**WHAT NEEDS TO BE DONE**:
Gather every line of the entries that includes the word "this".

**GIVEN RECORDS**:
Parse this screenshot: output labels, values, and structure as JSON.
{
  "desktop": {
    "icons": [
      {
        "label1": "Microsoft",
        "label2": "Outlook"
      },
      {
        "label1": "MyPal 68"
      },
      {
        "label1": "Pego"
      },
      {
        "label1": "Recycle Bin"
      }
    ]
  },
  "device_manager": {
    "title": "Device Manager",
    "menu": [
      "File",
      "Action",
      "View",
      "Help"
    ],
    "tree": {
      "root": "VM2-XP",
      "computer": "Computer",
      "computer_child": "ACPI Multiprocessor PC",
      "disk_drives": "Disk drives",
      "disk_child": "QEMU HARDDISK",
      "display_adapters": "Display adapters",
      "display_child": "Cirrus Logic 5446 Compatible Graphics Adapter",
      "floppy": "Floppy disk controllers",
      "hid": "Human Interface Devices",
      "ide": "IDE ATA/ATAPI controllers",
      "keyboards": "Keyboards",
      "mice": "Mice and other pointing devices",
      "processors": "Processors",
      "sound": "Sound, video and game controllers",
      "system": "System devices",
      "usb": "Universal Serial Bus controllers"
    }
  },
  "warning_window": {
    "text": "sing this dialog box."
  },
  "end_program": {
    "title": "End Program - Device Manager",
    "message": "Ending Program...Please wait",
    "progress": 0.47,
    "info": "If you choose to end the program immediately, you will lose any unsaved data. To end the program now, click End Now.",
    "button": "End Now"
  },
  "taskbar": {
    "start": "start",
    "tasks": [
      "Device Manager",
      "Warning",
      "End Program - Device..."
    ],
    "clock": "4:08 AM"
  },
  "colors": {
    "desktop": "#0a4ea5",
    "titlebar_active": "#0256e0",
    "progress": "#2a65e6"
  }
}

**TASK RESULT**:
Parse this screenshot: output labels, values, and structure as JSON.
    "text": "sing this dialog box."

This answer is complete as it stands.